[Stored items]
----------------
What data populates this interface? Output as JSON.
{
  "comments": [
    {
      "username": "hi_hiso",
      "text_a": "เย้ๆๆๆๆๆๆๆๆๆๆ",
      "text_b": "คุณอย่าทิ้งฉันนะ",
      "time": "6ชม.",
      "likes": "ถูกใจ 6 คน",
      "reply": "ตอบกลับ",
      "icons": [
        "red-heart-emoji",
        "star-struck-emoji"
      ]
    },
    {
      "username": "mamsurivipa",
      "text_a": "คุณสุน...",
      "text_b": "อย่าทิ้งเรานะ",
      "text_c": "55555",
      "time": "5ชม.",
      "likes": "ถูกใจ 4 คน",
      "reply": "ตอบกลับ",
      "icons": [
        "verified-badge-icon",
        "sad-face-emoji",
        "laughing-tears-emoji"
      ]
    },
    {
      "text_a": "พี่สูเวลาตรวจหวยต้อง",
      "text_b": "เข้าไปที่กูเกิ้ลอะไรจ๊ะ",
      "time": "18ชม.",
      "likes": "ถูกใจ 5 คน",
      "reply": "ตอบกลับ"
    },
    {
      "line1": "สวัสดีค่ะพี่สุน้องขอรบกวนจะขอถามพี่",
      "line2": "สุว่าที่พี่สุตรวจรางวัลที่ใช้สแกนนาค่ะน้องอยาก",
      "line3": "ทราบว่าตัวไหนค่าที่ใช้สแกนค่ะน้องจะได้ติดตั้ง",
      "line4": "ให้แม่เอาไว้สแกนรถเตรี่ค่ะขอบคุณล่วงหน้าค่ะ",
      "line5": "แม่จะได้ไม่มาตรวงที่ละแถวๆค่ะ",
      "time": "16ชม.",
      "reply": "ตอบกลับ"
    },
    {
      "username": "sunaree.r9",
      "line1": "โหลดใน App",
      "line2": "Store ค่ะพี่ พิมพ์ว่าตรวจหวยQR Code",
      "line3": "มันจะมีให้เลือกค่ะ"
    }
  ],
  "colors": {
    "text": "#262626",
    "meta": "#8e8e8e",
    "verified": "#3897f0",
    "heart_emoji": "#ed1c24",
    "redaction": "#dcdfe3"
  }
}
----------------
### WHAT THE TASK REQUIRES
Whichever lines contain the string "verified", select and copy them.

### OUTPUT OF THE EXERCISE
        "verified-badge-icon",
    "verified": "#3897f0",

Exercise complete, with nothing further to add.